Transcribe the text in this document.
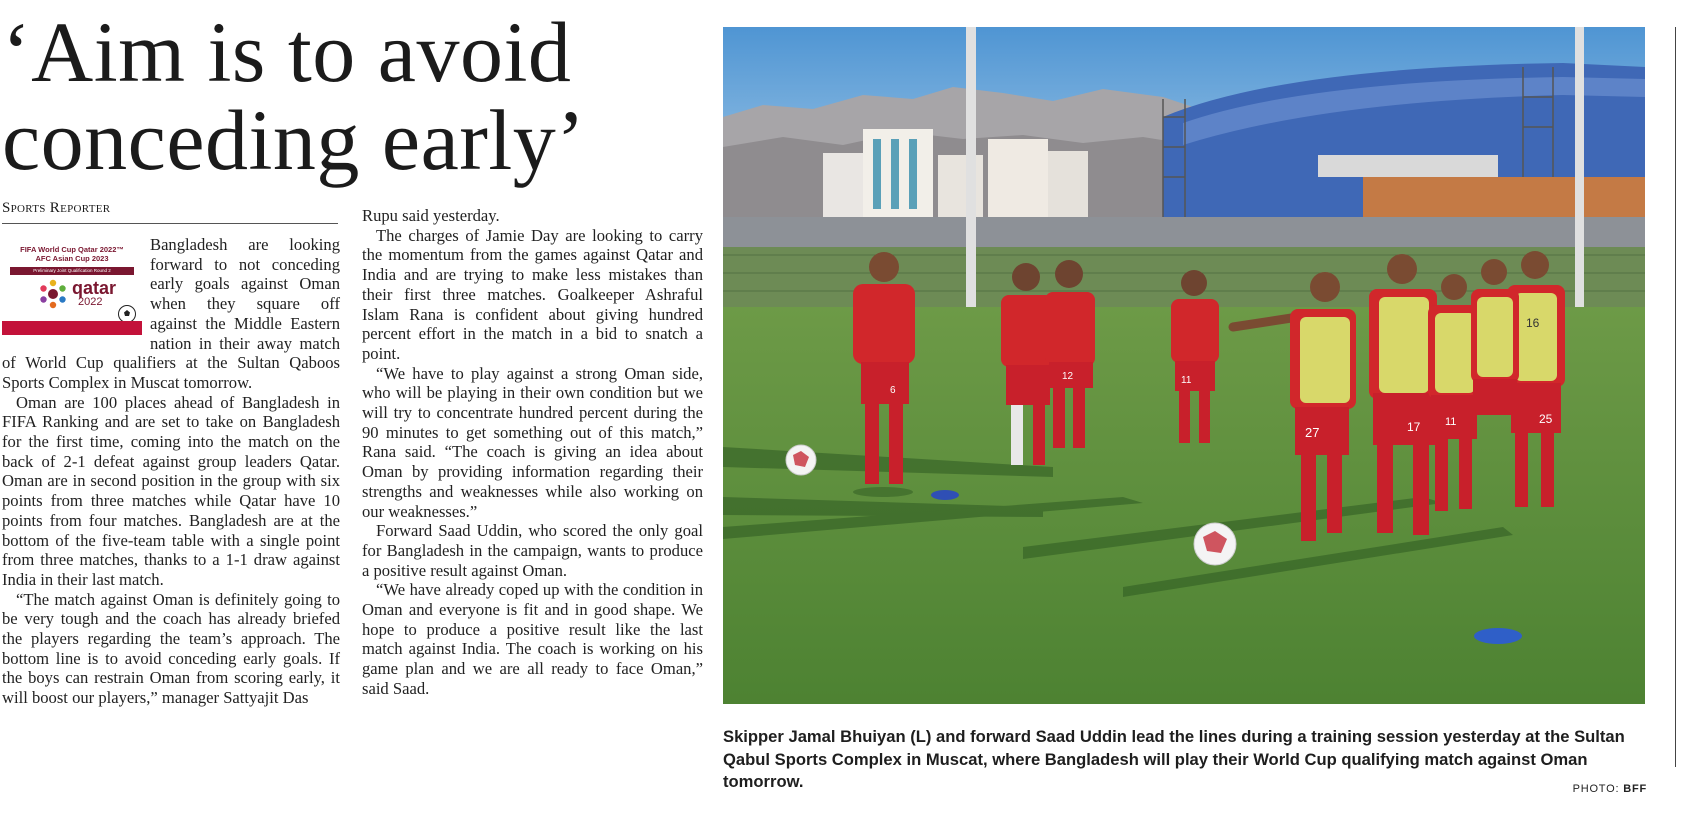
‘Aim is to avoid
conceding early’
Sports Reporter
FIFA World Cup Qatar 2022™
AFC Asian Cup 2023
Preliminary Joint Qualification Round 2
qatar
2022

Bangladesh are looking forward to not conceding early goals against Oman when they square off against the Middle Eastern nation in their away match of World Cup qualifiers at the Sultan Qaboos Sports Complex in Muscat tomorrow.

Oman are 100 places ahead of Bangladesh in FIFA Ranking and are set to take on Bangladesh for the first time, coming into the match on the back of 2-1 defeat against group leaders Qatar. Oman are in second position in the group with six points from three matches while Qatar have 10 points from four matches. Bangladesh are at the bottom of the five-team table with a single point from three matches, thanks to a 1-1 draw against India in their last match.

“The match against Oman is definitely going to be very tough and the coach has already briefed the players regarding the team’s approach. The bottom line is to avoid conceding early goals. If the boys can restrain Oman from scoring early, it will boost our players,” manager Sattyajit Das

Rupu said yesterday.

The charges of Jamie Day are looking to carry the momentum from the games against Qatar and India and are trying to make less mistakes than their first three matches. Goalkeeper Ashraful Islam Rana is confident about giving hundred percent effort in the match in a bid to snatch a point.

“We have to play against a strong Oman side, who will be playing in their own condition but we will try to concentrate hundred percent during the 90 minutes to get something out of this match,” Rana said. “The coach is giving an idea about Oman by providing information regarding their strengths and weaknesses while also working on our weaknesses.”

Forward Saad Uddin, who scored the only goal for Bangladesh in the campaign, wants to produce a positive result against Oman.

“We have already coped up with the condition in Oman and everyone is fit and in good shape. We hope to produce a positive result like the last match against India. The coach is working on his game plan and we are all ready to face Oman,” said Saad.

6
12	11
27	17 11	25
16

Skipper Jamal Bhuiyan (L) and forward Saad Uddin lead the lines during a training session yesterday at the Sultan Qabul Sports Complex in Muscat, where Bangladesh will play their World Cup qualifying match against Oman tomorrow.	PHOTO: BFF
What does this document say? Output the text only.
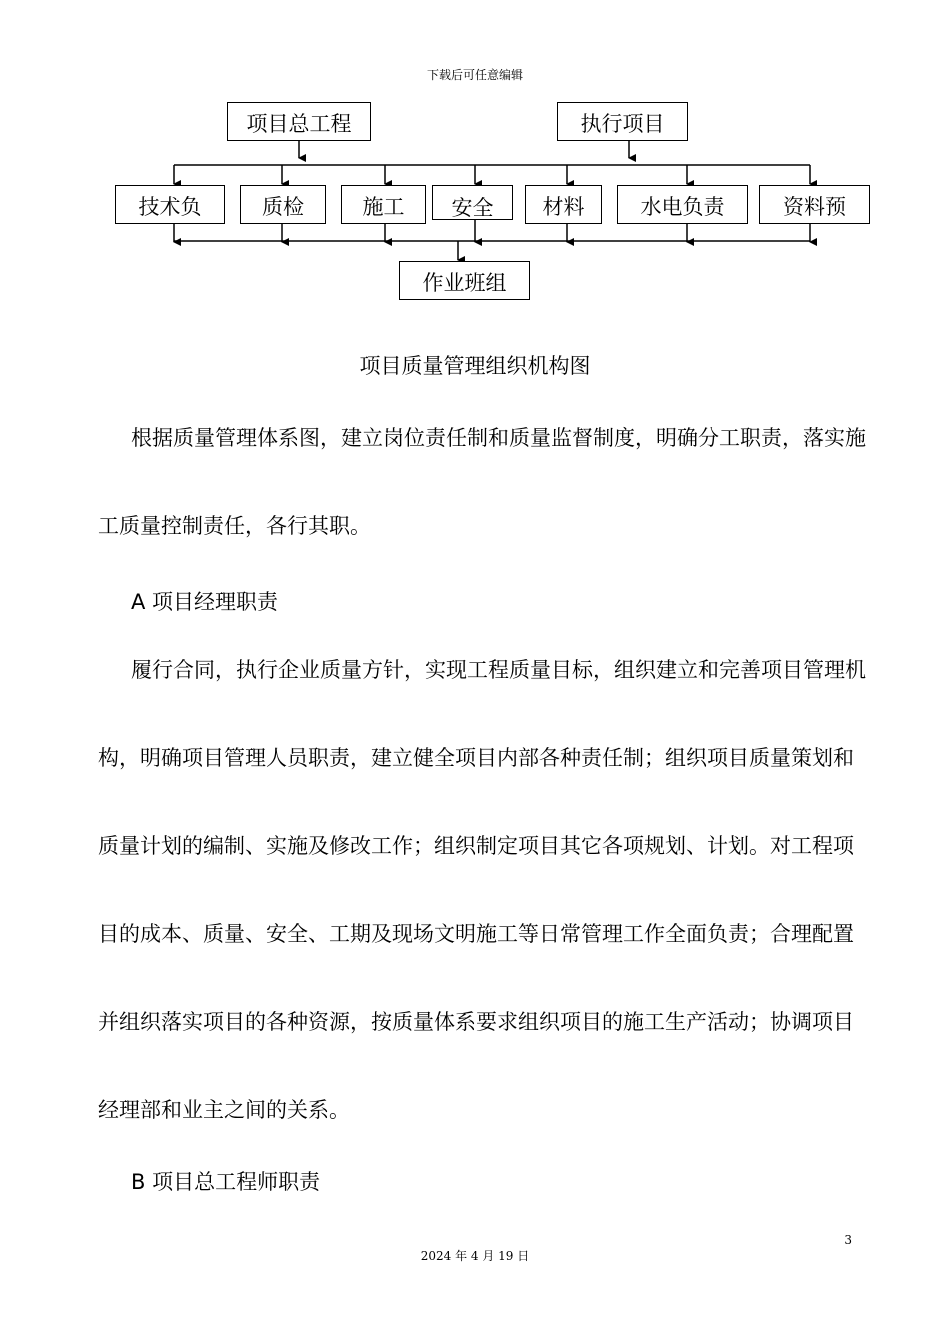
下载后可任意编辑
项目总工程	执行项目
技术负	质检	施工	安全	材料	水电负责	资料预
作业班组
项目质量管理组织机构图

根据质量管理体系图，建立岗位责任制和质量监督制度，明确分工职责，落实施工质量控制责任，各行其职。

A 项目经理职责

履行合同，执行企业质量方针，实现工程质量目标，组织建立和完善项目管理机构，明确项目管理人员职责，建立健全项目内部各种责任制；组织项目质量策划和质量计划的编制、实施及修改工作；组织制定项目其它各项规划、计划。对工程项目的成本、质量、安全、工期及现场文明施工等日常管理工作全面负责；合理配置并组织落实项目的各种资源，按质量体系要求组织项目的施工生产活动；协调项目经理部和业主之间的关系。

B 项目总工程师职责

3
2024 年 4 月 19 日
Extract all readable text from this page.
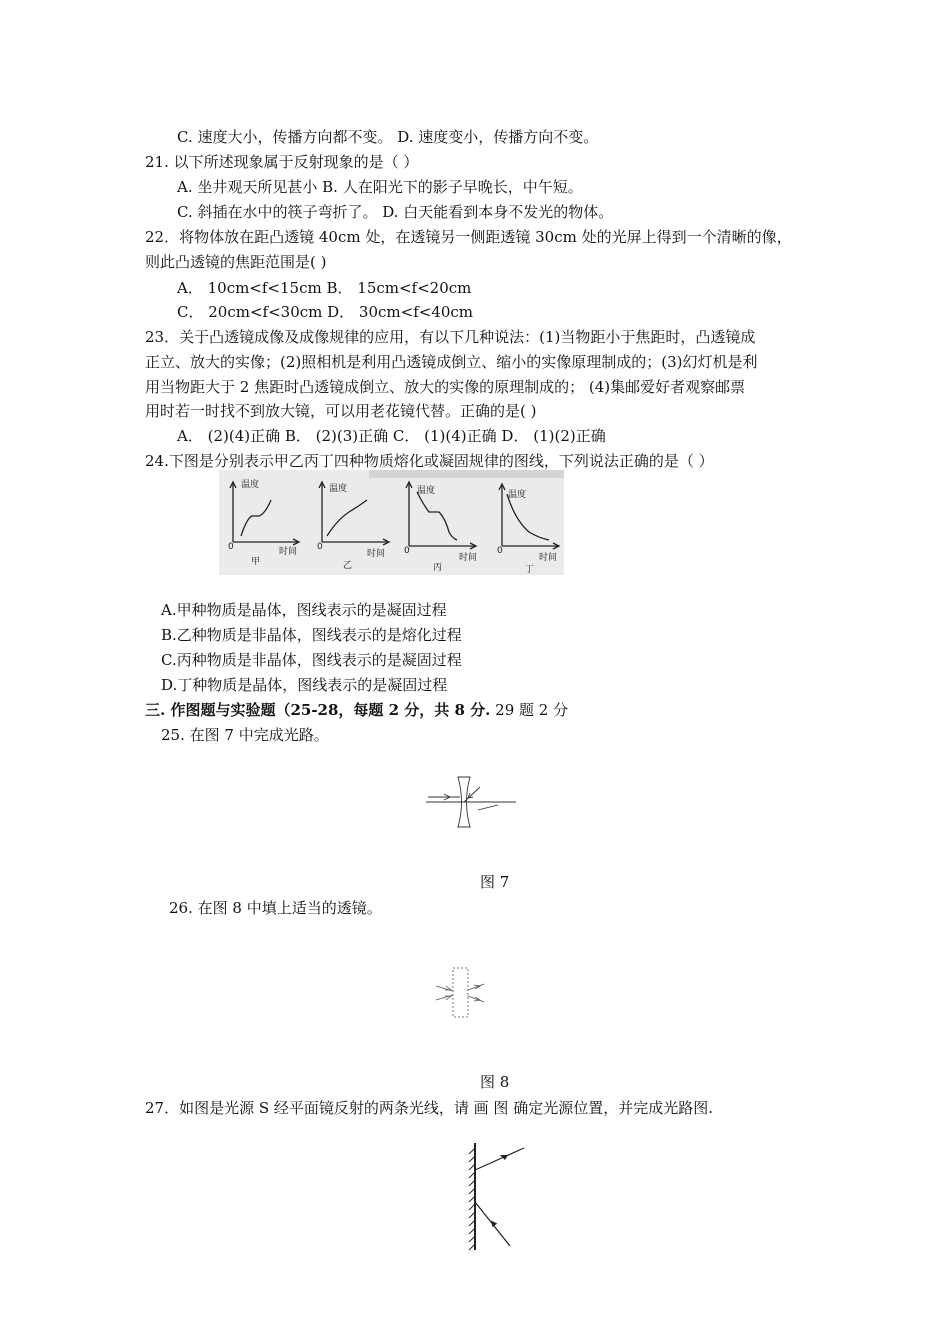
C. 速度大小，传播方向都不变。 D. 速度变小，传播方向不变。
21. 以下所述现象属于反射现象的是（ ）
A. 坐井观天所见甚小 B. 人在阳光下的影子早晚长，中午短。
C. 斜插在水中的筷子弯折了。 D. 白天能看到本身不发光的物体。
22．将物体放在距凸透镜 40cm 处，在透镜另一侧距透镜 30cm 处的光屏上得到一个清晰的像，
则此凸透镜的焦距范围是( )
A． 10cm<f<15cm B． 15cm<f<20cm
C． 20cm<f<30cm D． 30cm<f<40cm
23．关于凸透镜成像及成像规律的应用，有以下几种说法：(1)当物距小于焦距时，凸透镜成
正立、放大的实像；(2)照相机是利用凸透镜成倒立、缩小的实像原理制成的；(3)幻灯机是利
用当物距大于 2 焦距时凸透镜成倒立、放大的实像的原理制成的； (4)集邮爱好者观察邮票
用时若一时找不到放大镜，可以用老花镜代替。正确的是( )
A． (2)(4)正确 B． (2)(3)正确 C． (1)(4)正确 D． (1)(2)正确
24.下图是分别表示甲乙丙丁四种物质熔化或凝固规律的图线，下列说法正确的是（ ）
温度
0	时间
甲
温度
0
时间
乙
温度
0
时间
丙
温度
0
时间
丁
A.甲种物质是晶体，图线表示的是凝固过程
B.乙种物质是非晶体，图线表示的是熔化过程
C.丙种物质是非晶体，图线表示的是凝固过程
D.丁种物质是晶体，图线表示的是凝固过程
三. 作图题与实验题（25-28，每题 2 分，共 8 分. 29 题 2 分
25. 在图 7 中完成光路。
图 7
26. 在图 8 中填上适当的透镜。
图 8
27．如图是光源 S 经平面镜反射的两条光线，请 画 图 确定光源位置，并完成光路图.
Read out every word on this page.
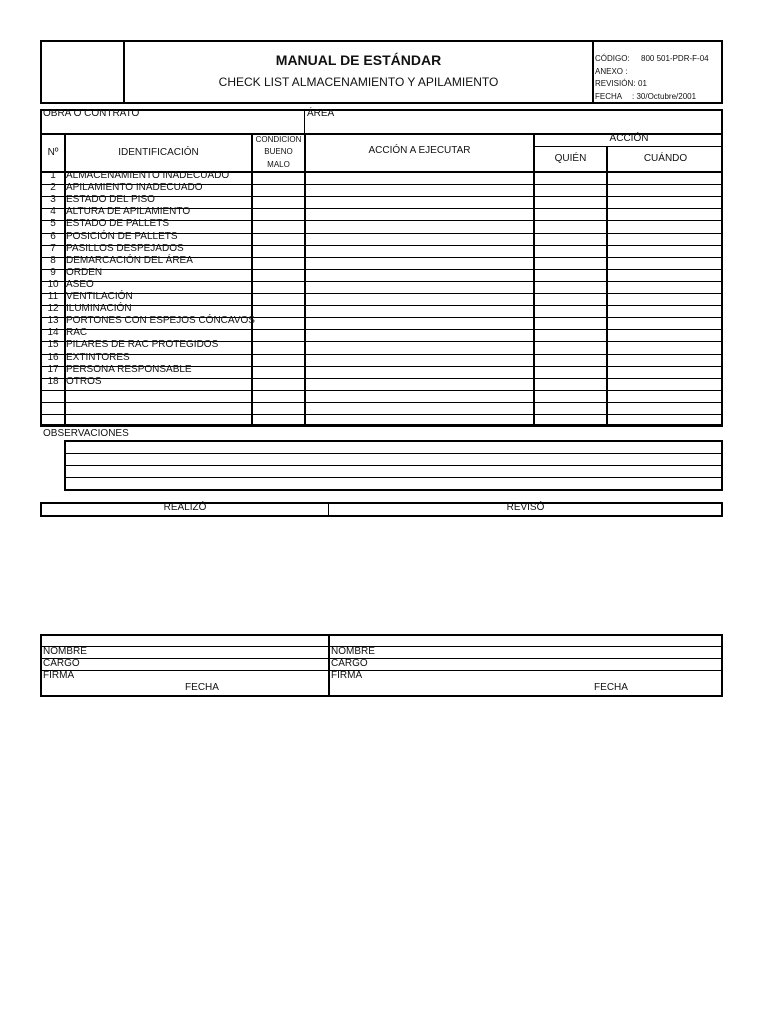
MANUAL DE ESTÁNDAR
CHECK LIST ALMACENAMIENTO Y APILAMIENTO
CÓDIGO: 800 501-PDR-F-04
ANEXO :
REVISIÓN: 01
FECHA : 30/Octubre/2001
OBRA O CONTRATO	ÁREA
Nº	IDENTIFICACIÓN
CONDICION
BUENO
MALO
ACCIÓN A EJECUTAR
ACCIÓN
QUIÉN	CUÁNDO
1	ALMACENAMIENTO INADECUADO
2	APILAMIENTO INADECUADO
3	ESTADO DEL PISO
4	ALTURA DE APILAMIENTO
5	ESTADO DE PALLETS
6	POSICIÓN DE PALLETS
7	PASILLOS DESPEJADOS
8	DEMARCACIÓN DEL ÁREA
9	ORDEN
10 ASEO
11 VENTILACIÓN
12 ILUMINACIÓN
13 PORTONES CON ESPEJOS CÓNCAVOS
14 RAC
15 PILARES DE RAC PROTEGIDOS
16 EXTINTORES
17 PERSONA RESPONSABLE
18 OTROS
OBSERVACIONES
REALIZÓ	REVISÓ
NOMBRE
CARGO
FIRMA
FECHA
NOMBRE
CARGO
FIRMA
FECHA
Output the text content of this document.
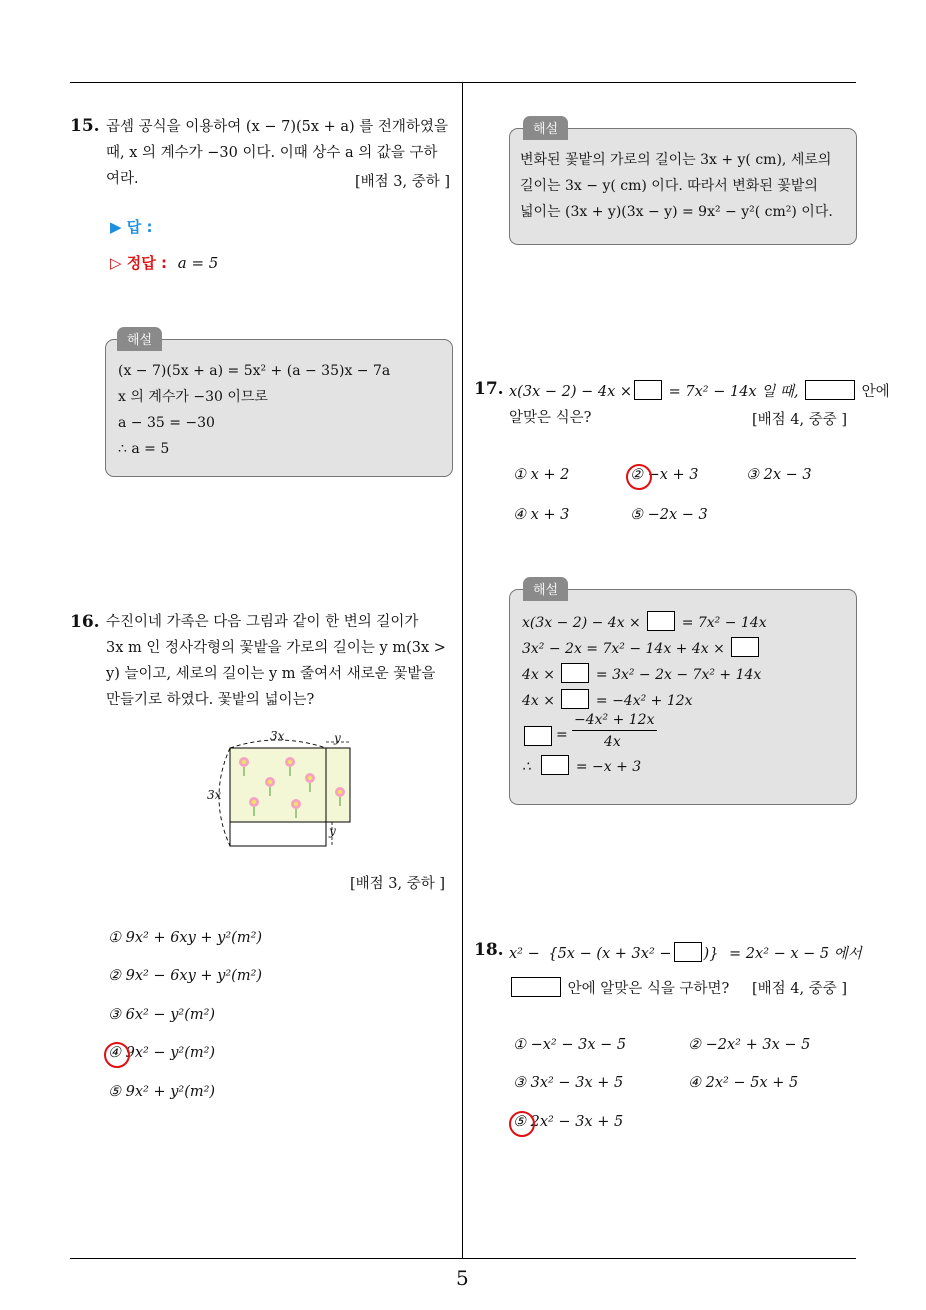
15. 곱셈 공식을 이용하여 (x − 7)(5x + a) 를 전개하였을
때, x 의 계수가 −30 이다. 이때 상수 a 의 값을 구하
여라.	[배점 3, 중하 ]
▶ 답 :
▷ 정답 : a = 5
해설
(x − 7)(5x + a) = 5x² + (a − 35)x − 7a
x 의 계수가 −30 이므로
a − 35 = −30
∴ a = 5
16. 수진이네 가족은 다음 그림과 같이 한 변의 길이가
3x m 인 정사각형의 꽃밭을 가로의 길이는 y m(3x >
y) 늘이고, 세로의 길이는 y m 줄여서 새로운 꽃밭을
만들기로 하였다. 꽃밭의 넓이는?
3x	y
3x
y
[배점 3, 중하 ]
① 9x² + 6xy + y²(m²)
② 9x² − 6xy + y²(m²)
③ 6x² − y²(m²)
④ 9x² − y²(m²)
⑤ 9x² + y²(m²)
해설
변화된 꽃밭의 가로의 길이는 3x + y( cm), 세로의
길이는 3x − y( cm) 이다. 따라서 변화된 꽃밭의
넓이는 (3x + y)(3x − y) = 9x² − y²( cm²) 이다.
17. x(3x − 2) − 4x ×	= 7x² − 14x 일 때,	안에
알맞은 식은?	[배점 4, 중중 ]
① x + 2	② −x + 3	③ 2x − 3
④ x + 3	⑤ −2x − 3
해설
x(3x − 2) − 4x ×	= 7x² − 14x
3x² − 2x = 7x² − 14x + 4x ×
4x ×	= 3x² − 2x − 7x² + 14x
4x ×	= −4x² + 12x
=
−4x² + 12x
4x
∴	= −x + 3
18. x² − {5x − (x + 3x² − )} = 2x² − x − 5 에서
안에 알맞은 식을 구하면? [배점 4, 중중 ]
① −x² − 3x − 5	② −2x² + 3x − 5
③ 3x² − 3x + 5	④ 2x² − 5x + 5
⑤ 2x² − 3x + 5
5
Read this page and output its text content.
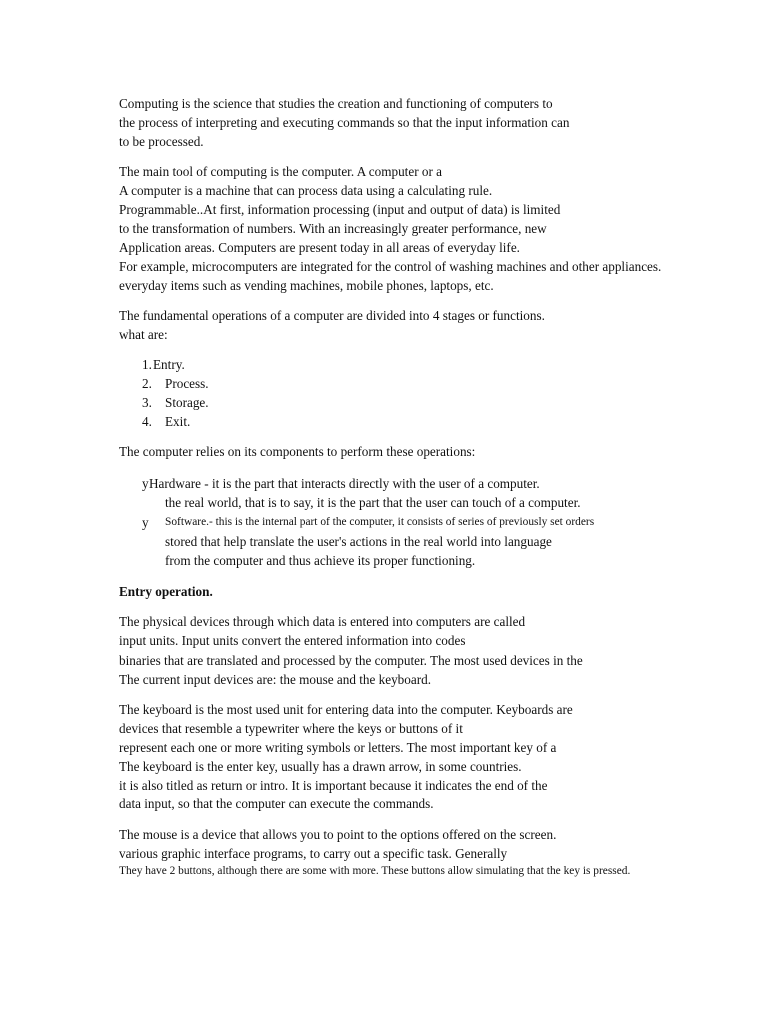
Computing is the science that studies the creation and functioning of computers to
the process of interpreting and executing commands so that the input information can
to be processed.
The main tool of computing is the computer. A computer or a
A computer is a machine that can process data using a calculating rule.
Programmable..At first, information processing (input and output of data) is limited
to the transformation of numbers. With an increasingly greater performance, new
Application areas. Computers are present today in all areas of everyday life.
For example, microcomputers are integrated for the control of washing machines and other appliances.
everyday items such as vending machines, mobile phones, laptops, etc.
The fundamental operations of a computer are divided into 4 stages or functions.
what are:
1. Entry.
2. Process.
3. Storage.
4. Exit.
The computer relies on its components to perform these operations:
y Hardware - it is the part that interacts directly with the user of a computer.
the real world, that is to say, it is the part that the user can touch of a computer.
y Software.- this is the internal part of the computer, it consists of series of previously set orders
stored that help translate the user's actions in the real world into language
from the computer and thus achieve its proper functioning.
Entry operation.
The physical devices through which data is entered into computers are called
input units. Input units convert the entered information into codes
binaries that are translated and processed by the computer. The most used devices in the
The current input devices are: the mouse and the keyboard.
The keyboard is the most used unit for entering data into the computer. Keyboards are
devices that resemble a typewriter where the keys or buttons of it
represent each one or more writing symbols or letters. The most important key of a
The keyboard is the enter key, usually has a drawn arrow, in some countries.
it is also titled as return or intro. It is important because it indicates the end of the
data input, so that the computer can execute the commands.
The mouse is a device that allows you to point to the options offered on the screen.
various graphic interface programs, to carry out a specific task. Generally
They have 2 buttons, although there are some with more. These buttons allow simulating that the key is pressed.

----------------

AIM → Above is a listing; report how many of its lines include the word "machines", giving the number only.

RESPONSE → 2